INSTRUÇÃO ESCRITA 1:
Responda, com base no texto sobre o filme Pureza:
(a) Segundo o texto, quais são os dois mecanismos que o medo ativa em nós?
(b) Há quantos anos, segundo o texto, se instalou sobretudo o fracasso político e governamental?
(c) Qual conceito japonês o texto menciona, e o que ele significa também?
INSTRUÇÃO ESCRITA 2:
Reproduza fielmente o trecho do texto sobre o filme Pureza que vai de "Existem muitas fontes" até "de momento atual.".

TEXTO:
PUREZA

PUREZA

Existem muitas fontes para saciar a sede de interpretações do momento que estamos vivendo. De certo, algo tão histórico quanto a queda de um império. Quiçá o Asteca, sendo nós os habitantes de Tenochtitlán sacrificados em nome do deus Money. São, aliás, vários momentos que resultam em algo, fragmentos disso que podemos chamar de momento atual. 

“Pureza” é um filme que brinca um pouco com isso. A marca de época quase não se evidencia, exceto em alguns momentos específicos. A glória da sétima arte, é a nossa tragédia. E essa afirmação também dá conta das soluções/manobras capazes de encurtar três anos em um e esse um em cem minutos. A “confusão” que Pureza faz com o momento atual, é uma armadilha do seu roteiro que  apresenta a questão dos trabalhadores em situação análoga à escravidão como sendo algo próximo aos dias atuais.  Mas claro que isso se deve ao racismo estrutural, ao capitalismo e à incompetência/ desinteresse das autoridades públicas. Essa breve confusão é a confissão de um fracasso político e governamental que se instalou sobretudo nos últimos nove anos. Antes, a sensação de segurança (inclusive alimentar) era nítida, haviam até direitos trabalhistas, pleno emprego. E também por isso muito menos pessoas eram colocadas em situação de risco. A insegurança nos leva ao medo. O medo, sabemos, ativa em nós dois mecanismos: a fuga ou o embate. No entanto, a fome ou mesmo sua iminência, só permite uma. E não é o medo. Certamente não há direito à fuga.  É esse o retrato que “Pureza” captura. É essa a glória do filme e nosso maior cortejo de horrores.   

Se o tempo é Rei, nem sempre ele é amigo. Infelizmente, não é do roteiro nem da montagem desse filme que constrói seu sucesso a partir de um fracasso. Sim, o sucesso de se adequar ao ritmo mais acelerado do público já viciado no celular com armadilhas como TikTok, vem acompanhado do fracasso de correr para contar uma história assim pulando etapas antes  importantes para uma melhor imersão. E a imersão é capturar e se deixar ser capturado por sinalizações, efeitos, partes da narrativa em si. Os japoneses têm o conceito de MA, uma palavra e ideograma que significa também “o espaço entre as estruturas”, o “respiro”. Algo que faz-se necessário no Cinema, bem como em todas as manifestações artísticas. Não posso ser mal intencionado, tolo ou ingênuo o suficiente para afirmar que seu roteiro e montagem assim são tão somente por uma questão de interesse mercadológico. Embora isso também aconteça, não é possível anular a busca de uma equipe de artistas de “ir aonde o povo está”. Nada é tão simples ou condenável. São sim fatos tão simples quanto complexos.

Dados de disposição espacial
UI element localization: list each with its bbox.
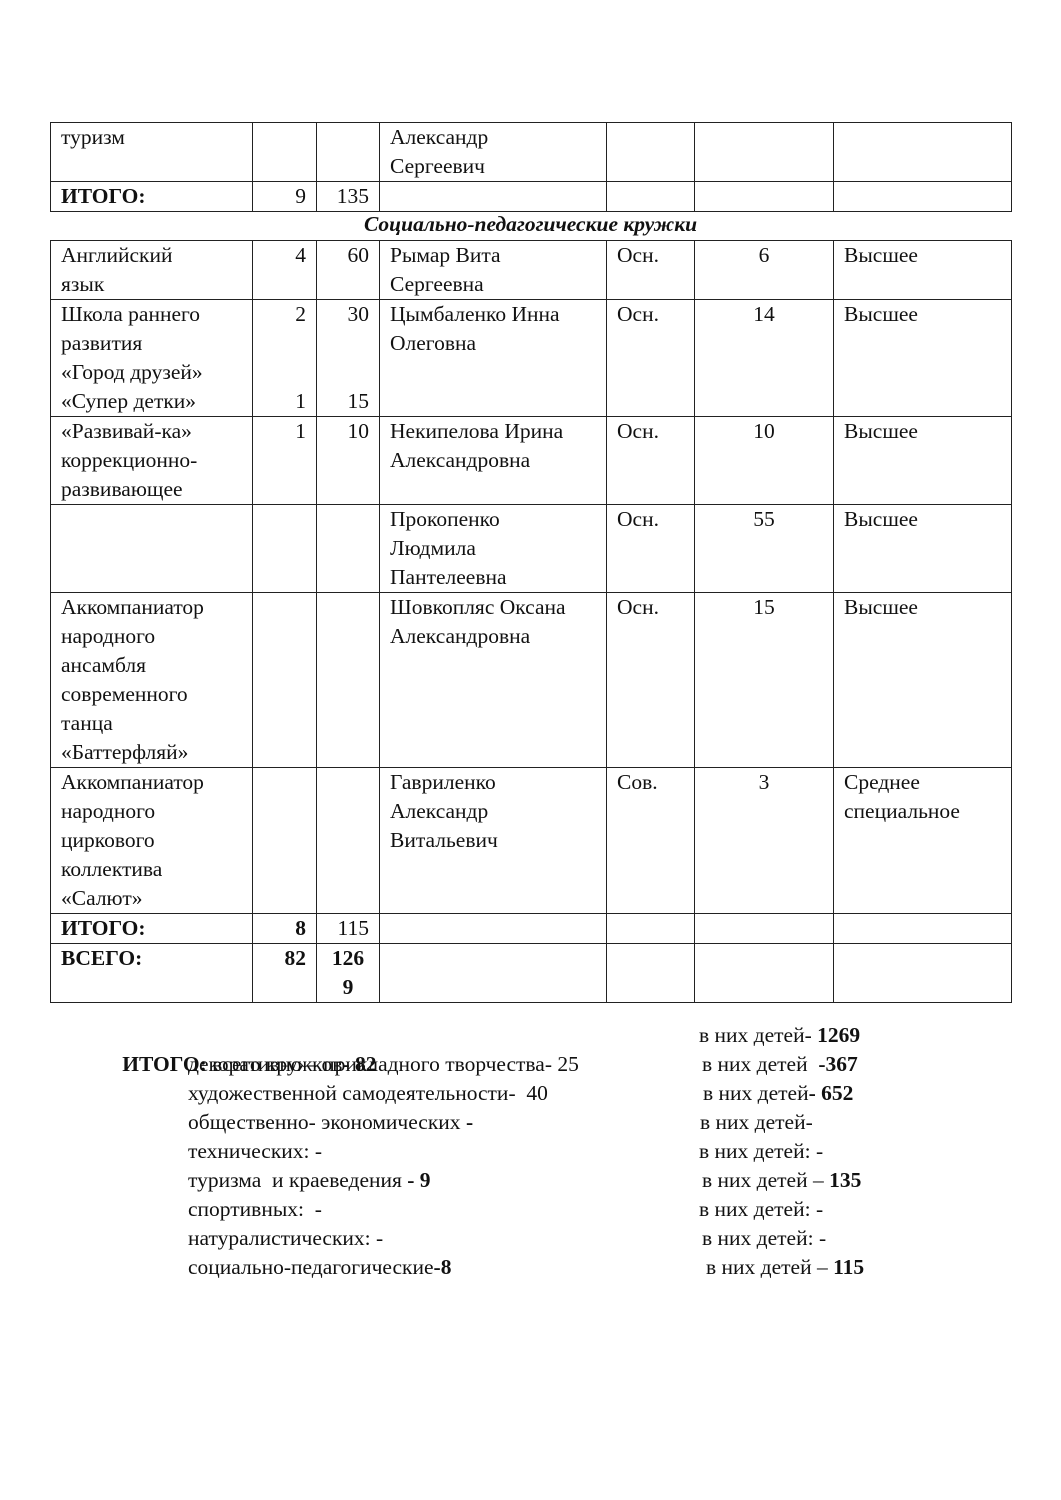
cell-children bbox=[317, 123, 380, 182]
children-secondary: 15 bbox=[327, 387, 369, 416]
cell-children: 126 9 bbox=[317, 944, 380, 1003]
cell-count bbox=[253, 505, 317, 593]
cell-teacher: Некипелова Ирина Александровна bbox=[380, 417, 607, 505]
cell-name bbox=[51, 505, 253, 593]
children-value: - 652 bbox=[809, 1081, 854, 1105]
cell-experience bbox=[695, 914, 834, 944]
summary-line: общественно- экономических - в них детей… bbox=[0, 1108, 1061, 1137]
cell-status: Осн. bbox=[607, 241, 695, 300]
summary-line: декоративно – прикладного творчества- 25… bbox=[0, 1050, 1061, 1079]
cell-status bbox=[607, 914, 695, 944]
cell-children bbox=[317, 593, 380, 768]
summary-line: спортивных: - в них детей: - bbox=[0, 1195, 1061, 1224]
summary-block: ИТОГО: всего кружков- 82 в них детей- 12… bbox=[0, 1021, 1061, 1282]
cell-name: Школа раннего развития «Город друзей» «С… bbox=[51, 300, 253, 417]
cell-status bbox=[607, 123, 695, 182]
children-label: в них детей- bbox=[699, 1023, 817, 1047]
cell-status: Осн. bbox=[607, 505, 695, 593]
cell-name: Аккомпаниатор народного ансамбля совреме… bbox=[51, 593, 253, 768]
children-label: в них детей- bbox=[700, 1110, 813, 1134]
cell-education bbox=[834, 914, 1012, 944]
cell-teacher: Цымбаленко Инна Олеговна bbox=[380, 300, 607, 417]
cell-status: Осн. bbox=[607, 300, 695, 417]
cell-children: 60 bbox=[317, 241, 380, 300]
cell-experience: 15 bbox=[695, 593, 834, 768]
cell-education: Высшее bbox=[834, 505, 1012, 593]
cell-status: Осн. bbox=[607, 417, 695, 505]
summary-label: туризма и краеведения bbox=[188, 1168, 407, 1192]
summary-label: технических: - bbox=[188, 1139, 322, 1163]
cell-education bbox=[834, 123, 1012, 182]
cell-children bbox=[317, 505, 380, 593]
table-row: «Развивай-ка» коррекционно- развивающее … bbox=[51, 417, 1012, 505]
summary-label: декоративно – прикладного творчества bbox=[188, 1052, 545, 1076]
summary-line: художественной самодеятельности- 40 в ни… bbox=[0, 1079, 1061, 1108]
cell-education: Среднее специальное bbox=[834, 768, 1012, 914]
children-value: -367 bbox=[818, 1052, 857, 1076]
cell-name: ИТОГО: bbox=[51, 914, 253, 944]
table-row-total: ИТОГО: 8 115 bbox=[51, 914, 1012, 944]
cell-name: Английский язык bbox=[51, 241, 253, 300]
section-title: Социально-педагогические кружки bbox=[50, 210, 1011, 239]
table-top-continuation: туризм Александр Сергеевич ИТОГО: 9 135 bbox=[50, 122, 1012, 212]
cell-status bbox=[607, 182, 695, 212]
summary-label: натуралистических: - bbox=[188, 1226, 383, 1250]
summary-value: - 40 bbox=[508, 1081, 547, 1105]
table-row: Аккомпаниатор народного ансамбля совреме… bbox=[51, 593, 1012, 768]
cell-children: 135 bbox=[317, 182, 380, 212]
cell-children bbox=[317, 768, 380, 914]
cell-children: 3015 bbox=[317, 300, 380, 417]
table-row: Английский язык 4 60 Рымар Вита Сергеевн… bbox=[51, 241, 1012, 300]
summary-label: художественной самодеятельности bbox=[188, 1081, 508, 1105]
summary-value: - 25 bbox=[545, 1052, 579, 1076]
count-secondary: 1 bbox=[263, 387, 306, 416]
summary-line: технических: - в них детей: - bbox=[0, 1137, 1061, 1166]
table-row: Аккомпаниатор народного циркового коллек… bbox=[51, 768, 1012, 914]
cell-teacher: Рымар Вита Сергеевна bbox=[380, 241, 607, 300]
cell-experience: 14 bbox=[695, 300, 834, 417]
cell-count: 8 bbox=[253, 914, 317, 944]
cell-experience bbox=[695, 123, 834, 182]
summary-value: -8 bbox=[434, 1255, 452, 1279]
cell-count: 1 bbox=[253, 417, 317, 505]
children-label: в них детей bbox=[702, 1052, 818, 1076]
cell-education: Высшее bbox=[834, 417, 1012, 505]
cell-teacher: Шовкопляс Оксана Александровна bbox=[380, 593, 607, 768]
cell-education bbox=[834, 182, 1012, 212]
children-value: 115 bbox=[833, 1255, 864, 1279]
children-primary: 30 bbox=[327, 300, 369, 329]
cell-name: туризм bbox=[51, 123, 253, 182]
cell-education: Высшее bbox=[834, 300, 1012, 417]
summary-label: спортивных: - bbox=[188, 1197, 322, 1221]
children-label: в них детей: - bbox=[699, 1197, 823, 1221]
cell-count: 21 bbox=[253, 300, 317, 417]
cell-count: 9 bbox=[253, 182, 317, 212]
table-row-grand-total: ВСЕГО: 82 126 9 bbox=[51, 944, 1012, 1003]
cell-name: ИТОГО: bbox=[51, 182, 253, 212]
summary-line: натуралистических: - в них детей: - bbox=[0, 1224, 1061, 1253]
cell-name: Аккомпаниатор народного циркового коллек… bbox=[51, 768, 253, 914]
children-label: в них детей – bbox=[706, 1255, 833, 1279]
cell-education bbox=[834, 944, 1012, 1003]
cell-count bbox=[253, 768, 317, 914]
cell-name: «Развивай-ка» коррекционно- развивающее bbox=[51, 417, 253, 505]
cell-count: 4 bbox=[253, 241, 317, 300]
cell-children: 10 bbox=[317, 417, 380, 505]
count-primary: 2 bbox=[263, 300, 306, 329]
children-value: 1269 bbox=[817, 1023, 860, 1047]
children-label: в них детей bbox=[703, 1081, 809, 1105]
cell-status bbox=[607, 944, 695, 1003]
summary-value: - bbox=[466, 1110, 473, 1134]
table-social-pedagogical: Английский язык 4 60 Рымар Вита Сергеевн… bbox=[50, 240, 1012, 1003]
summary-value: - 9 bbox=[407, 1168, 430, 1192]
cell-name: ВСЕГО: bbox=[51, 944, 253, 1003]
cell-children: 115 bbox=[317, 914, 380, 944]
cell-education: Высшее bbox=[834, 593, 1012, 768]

RESPOSTA CORRETA 1:
(a) A fuga ou o embate.
(b) Nos últimos nove anos.
(c) O conceito de MA, que significa também "o espaço entre as estruturas", o "respiro".

RESPOSTA CORRETA 2:
Existem muitas fontes para saciar a sede de interpretações do momento que estamos vivendo. De certo, algo tão histórico quanto a queda de um império. Quiçá o Asteca, sendo nós os habitantes de Tenochtitlán sacrificados em nome do deus Money. São, aliás, vários momentos que resultam em algo, fragmentos disso que podemos chamar de momento atual.